Exercise objective> Give every line below again, exactly.

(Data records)
....................

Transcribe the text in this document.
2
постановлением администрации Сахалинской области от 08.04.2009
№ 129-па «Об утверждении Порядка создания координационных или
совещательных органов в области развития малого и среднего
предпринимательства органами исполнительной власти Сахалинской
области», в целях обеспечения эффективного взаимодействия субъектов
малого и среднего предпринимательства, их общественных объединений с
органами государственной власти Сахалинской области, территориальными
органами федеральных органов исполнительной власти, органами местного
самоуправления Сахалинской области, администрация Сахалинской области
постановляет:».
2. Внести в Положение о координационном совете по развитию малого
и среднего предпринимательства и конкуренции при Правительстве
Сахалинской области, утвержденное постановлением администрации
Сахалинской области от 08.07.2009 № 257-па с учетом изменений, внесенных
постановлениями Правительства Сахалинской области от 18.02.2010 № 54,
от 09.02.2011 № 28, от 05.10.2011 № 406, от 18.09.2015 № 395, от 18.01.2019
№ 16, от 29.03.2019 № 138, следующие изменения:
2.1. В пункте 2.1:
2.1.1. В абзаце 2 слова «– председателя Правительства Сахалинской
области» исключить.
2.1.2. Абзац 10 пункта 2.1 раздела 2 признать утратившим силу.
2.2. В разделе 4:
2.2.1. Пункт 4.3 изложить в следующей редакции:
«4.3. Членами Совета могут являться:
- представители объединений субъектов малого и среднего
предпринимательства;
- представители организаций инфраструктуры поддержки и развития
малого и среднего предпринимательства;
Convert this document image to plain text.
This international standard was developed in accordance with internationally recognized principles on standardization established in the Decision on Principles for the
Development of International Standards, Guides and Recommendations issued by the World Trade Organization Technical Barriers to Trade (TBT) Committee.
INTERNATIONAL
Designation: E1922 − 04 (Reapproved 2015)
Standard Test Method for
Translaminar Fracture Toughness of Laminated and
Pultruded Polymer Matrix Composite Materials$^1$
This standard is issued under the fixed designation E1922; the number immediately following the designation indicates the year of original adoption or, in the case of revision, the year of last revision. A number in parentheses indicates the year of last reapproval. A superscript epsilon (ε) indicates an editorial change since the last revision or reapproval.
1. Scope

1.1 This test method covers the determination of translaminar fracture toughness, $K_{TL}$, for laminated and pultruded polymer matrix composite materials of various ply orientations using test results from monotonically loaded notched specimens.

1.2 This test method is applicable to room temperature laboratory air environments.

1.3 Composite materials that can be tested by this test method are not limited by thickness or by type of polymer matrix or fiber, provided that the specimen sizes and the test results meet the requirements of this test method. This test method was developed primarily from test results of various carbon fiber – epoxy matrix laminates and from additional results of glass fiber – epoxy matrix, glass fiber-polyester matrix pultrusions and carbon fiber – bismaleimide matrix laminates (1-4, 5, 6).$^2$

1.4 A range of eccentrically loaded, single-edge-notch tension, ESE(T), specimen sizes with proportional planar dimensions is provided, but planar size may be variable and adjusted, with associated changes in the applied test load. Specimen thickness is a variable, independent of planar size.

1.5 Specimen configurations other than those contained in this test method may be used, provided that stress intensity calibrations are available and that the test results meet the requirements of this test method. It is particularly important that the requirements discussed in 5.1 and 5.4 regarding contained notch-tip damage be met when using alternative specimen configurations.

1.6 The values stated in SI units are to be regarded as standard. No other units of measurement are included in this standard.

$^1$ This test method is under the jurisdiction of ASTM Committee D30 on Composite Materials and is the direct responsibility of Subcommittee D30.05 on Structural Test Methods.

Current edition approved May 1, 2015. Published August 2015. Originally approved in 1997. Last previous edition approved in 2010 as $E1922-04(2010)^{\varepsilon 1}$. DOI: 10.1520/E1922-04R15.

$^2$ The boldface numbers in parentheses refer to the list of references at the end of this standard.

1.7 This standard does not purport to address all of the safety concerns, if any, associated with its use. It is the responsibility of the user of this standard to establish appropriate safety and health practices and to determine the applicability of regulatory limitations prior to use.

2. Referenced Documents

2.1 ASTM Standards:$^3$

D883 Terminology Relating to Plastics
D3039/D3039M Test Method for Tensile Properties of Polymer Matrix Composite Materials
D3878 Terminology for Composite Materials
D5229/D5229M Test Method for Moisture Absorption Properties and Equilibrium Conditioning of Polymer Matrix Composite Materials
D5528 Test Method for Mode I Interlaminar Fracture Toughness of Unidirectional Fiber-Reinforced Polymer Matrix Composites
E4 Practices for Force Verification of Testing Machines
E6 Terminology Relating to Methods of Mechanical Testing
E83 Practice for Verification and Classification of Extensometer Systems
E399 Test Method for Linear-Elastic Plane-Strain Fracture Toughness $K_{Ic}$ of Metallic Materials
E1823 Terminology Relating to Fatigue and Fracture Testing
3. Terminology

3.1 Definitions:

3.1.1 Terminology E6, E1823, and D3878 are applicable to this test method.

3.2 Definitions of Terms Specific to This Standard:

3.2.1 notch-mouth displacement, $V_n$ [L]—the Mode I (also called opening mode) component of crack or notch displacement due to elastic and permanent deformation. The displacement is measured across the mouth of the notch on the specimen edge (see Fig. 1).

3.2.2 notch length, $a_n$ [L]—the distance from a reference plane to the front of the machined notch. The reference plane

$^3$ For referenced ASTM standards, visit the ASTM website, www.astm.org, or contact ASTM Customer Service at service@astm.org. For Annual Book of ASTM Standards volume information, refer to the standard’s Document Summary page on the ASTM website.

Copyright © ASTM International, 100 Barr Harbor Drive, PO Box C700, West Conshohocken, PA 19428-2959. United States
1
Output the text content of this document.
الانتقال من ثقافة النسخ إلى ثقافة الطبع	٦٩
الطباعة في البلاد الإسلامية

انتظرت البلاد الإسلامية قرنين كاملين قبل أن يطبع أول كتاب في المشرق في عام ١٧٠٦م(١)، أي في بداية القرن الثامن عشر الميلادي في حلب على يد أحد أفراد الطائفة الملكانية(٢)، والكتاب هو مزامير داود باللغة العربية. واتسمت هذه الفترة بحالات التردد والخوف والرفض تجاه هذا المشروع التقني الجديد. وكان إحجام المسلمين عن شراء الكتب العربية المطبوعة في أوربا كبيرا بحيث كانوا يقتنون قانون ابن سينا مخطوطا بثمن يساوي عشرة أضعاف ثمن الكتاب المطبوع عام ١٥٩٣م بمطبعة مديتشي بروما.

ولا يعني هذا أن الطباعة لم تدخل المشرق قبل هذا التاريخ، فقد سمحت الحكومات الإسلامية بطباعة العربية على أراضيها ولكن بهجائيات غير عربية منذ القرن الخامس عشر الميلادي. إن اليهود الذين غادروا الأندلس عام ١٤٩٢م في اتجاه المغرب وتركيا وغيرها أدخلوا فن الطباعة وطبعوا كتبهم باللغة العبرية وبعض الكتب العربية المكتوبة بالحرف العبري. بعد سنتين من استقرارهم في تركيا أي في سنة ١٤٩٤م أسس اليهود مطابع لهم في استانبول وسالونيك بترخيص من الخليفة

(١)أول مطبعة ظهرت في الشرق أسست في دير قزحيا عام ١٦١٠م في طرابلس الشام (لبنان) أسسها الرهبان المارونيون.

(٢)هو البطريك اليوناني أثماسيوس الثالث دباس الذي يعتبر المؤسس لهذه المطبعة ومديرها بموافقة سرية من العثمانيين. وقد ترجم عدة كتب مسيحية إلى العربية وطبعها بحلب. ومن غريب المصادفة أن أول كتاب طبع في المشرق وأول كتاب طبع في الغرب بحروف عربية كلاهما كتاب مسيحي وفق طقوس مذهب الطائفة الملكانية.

....................

Reply to the exercise>
Transcribe the text in this document.
2
постановлением администрации Сахалинской области от 08.04.2009
№ 129-па «Об утверждении Порядка создания координационных или
совещательных органов в области развития малого и среднего
предпринимательства органами исполнительной власти Сахалинской
области», в целях обеспечения эффективного взаимодействия субъектов
малого и среднего предпринимательства, их общественных объединений с
органами государственной власти Сахалинской области, территориальными
органами федеральных органов исполнительной власти, органами местного
самоуправления Сахалинской области, администрация Сахалинской области
постановляет:».
2. Внести в Положение о координационном совете по развитию малого
и среднего предпринимательства и конкуренции при Правительстве
Сахалинской области, утвержденное постановлением администрации
Сахалинской области от 08.07.2009 № 257-па с учетом изменений, внесенных
постановлениями Правительства Сахалинской области от 18.02.2010 № 54,
от 09.02.2011 № 28, от 05.10.2011 № 406, от 18.09.2015 № 395, от 18.01.2019
№ 16, от 29.03.2019 № 138, следующие изменения:
2.1. В пункте 2.1:
2.1.1. В абзаце 2 слова «– председателя Правительства Сахалинской
области» исключить.
2.1.2. Абзац 10 пункта 2.1 раздела 2 признать утратившим силу.
2.2. В разделе 4:
2.2.1. Пункт 4.3 изложить в следующей редакции:
«4.3. Членами Совета могут являться:
- представители объединений субъектов малого и среднего
предпринимательства;
- представители организаций инфраструктуры поддержки и развития
малого и среднего предпринимательства;
Convert this document image to plain text.
This international standard was developed in accordance with internationally recognized principles on standardization established in the Decision on Principles for the
Development of International Standards, Guides and Recommendations issued by the World Trade Organization Technical Barriers to Trade (TBT) Committee.
INTERNATIONAL
Designation: E1922 − 04 (Reapproved 2015)
Standard Test Method for
Translaminar Fracture Toughness of Laminated and
Pultruded Polymer Matrix Composite Materials$^1$
This standard is issued under the fixed designation E1922; the number immediately following the designation indicates the year of original adoption or, in the case of revision, the year of last revision. A number in parentheses indicates the year of last reapproval. A superscript epsilon (ε) indicates an editorial change since the last revision or reapproval.
1. Scope

1.1 This test method covers the determination of translaminar fracture toughness, $K_{TL}$, for laminated and pultruded polymer matrix composite materials of various ply orientations using test results from monotonically loaded notched specimens.

1.2 This test method is applicable to room temperature laboratory air environments.

1.3 Composite materials that can be tested by this test method are not limited by thickness or by type of polymer matrix or fiber, provided that the specimen sizes and the test results meet the requirements of this test method. This test method was developed primarily from test results of various carbon fiber – epoxy matrix laminates and from additional results of glass fiber – epoxy matrix, glass fiber-polyester matrix pultrusions and carbon fiber – bismaleimide matrix laminates (1-4, 5, 6).$^2$

1.4 A range of eccentrically loaded, single-edge-notch tension, ESE(T), specimen sizes with proportional planar dimensions is provided, but planar size may be variable and adjusted, with associated changes in the applied test load. Specimen thickness is a variable, independent of planar size.

1.5 Specimen configurations other than those contained in this test method may be used, provided that stress intensity calibrations are available and that the test results meet the requirements of this test method. It is particularly important that the requirements discussed in 5.1 and 5.4 regarding contained notch-tip damage be met when using alternative specimen configurations.

1.6 The values stated in SI units are to be regarded as standard. No other units of measurement are included in this standard.

$^1$ This test method is under the jurisdiction of ASTM Committee D30 on Composite Materials and is the direct responsibility of Subcommittee D30.05 on Structural Test Methods.

Current edition approved May 1, 2015. Published August 2015. Originally approved in 1997. Last previous edition approved in 2010 as $E1922-04(2010)^{\varepsilon 1}$. DOI: 10.1520/E1922-04R15.

$^2$ The boldface numbers in parentheses refer to the list of references at the end of this standard.

1.7 This standard does not purport to address all of the safety concerns, if any, associated with its use. It is the responsibility of the user of this standard to establish appropriate safety and health practices and to determine the applicability of regulatory limitations prior to use.

2. Referenced Documents

2.1 ASTM Standards:$^3$

D883 Terminology Relating to Plastics
D3039/D3039M Test Method for Tensile Properties of Polymer Matrix Composite Materials
D3878 Terminology for Composite Materials
D5229/D5229M Test Method for Moisture Absorption Properties and Equilibrium Conditioning of Polymer Matrix Composite Materials
D5528 Test Method for Mode I Interlaminar Fracture Toughness of Unidirectional Fiber-Reinforced Polymer Matrix Composites
E4 Practices for Force Verification of Testing Machines
E6 Terminology Relating to Methods of Mechanical Testing
E83 Practice for Verification and Classification of Extensometer Systems
E399 Test Method for Linear-Elastic Plane-Strain Fracture Toughness $K_{Ic}$ of Metallic Materials
E1823 Terminology Relating to Fatigue and Fracture Testing
3. Terminology

3.1 Definitions:

3.1.1 Terminology E6, E1823, and D3878 are applicable to this test method.

3.2 Definitions of Terms Specific to This Standard:

3.2.1 notch-mouth displacement, $V_n$ [L]—the Mode I (also called opening mode) component of crack or notch displacement due to elastic and permanent deformation. The displacement is measured across the mouth of the notch on the specimen edge (see Fig. 1).

3.2.2 notch length, $a_n$ [L]—the distance from a reference plane to the front of the machined notch. The reference plane

$^3$ For referenced ASTM standards, visit the ASTM website, www.astm.org, or contact ASTM Customer Service at service@astm.org. For Annual Book of ASTM Standards volume information, refer to the standard’s Document Summary page on the ASTM website.

Copyright © ASTM International, 100 Barr Harbor Drive, PO Box C700, West Conshohocken, PA 19428-2959. United States
1
Output the text content of this document.
الانتقال من ثقافة النسخ إلى ثقافة الطبع	٦٩
الطباعة في البلاد الإسلامية

انتظرت البلاد الإسلامية قرنين كاملين قبل أن يطبع أول كتاب في المشرق في عام ١٧٠٦م(١)، أي في بداية القرن الثامن عشر الميلادي في حلب على يد أحد أفراد الطائفة الملكانية(٢)، والكتاب هو مزامير داود باللغة العربية. واتسمت هذه الفترة بحالات التردد والخوف والرفض تجاه هذا المشروع التقني الجديد. وكان إحجام المسلمين عن شراء الكتب العربية المطبوعة في أوربا كبيرا بحيث كانوا يقتنون قانون ابن سينا مخطوطا بثمن يساوي عشرة أضعاف ثمن الكتاب المطبوع عام ١٥٩٣م بمطبعة مديتشي بروما.

ولا يعني هذا أن الطباعة لم تدخل المشرق قبل هذا التاريخ، فقد سمحت الحكومات الإسلامية بطباعة العربية على أراضيها ولكن بهجائيات غير عربية منذ القرن الخامس عشر الميلادي. إن اليهود الذين غادروا الأندلس عام ١٤٩٢م في اتجاه المغرب وتركيا وغيرها أدخلوا فن الطباعة وطبعوا كتبهم باللغة العبرية وبعض الكتب العربية المكتوبة بالحرف العبري. بعد سنتين من استقرارهم في تركيا أي في سنة ١٤٩٤م أسس اليهود مطابع لهم في استانبول وسالونيك بترخيص من الخليفة

(١)أول مطبعة ظهرت في الشرق أسست في دير قزحيا عام ١٦١٠م في طرابلس الشام (لبنان) أسسها الرهبان المارونيون.

(٢)هو البطريك اليوناني أثماسيوس الثالث دباس الذي يعتبر المؤسس لهذه المطبعة ومديرها بموافقة سرية من العثمانيين. وقد ترجم عدة كتب مسيحية إلى العربية وطبعها بحلب. ومن غريب المصادفة أن أول كتاب طبع في المشرق وأول كتاب طبع في الغرب بحروف عربية كلاهما كتاب مسيحي وفق طقوس مذهب الطائفة الملكانية.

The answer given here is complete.